DATA SECTION:
============================================================

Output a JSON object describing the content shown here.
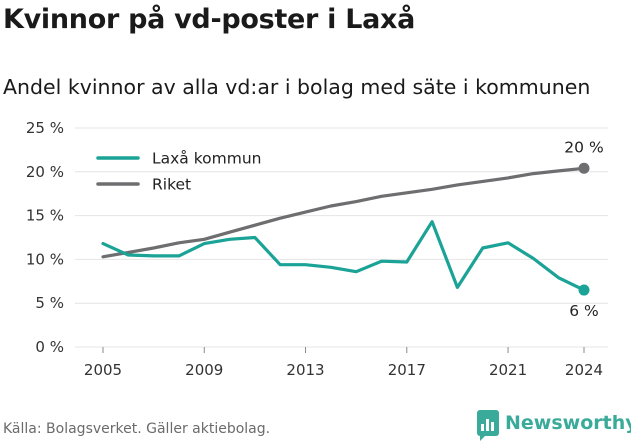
{
  "header": {
    "title": "Kvinnor på vd-poster i Laxå",
    "subtitle": "Andel kvinnor av alla vd:ar i bolag med säte i kommunen"
  },
  "footer": {
    "source": "Källa: Bolagsverket. Gäller aktiebolag.",
    "brand": "Newsworthy"
  },
  "colors": {
    "laxa": "#1aa396",
    "riket": "#6e6e70",
    "grid": "#e4e4e4",
    "brand": "#3aaa9a"
  },
  "chart_data": {
    "type": "line",
    "xlim": [
      2005,
      2024
    ],
    "ylim": [
      0,
      25
    ],
    "x_ticks": [
      2005,
      2009,
      2013,
      2017,
      2021,
      2024
    ],
    "y_ticks": [
      0,
      5,
      10,
      15,
      20,
      25
    ],
    "y_tick_labels": [
      "0 %",
      "5 %",
      "10 %",
      "15 %",
      "20 %",
      "25 %"
    ],
    "grid": "horizontal",
    "legend_position": "top-left",
    "x": [
      2005,
      2006,
      2007,
      2008,
      2009,
      2010,
      2011,
      2012,
      2013,
      2014,
      2015,
      2016,
      2017,
      2018,
      2019,
      2020,
      2021,
      2022,
      2023,
      2024
    ],
    "series": [
      {
        "name": "Laxå kommun",
        "color": "#1aa396",
        "end_label": "6 %",
        "values": [
          11.8,
          10.5,
          10.4,
          10.4,
          11.8,
          12.3,
          12.5,
          9.4,
          9.4,
          9.1,
          8.6,
          9.8,
          9.7,
          14.3,
          6.8,
          11.3,
          11.9,
          10.1,
          7.9,
          6.5
        ]
      },
      {
        "name": "Riket",
        "color": "#6e6e70",
        "end_label": "20 %",
        "values": [
          10.3,
          10.8,
          11.3,
          11.9,
          12.3,
          13.1,
          13.9,
          14.7,
          15.4,
          16.1,
          16.6,
          17.2,
          17.6,
          18.0,
          18.5,
          18.9,
          19.3,
          19.8,
          20.1,
          20.4
        ]
      }
    ]
  }
}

============================================================

WHAT THIS TASK INVOLVES: Write out the material above again, word for word, minus its pictures.

SOLUTION:
Output a JSON object describing the content shown here.
{
  "header": {
    "title": "Kvinnor på vd-poster i Laxå",
    "subtitle": "Andel kvinnor av alla vd:ar i bolag med säte i kommunen"
  },
  "footer": {
    "source": "Källa: Bolagsverket. Gäller aktiebolag.",
    "brand": "Newsworthy"
  },
  "colors": {
    "laxa": "#1aa396",
    "riket": "#6e6e70",
    "grid": "#e4e4e4",
    "brand": "#3aaa9a"
  },
  "chart_data": {
    "type": "line",
    "xlim": [
      2005,
      2024
    ],
    "ylim": [
      0,
      25
    ],
    "x_ticks": [
      2005,
      2009,
      2013,
      2017,
      2021,
      2024
    ],
    "y_ticks": [
      0,
      5,
      10,
      15,
      20,
      25
    ],
    "y_tick_labels": [
      "0 %",
      "5 %",
      "10 %",
      "15 %",
      "20 %",
      "25 %"
    ],
    "grid": "horizontal",
    "legend_position": "top-left",
    "x": [
      2005,
      2006,
      2007,
      2008,
      2009,
      2010,
      2011,
      2012,
      2013,
      2014,
      2015,
      2016,
      2017,
      2018,
      2019,
      2020,
      2021,
      2022,
      2023,
      2024
    ],
    "series": [
      {
        "name": "Laxå kommun",
        "color": "#1aa396",
        "end_label": "6 %",
        "values": [
          11.8,
          10.5,
          10.4,
          10.4,
          11.8,
          12.3,
          12.5,
          9.4,
          9.4,
          9.1,
          8.6,
          9.8,
          9.7,
          14.3,
          6.8,
          11.3,
          11.9,
          10.1,
          7.9,
          6.5
        ]
      },
      {
        "name": "Riket",
        "color": "#6e6e70",
        "end_label": "20 %",
        "values": [
          10.3,
          10.8,
          11.3,
          11.9,
          12.3,
          13.1,
          13.9,
          14.7,
          15.4,
          16.1,
          16.6,
          17.2,
          17.6,
          18.0,
          18.5,
          18.9,
          19.3,
          19.8,
          20.1,
          20.4
        ]
      }
    ]
  }
}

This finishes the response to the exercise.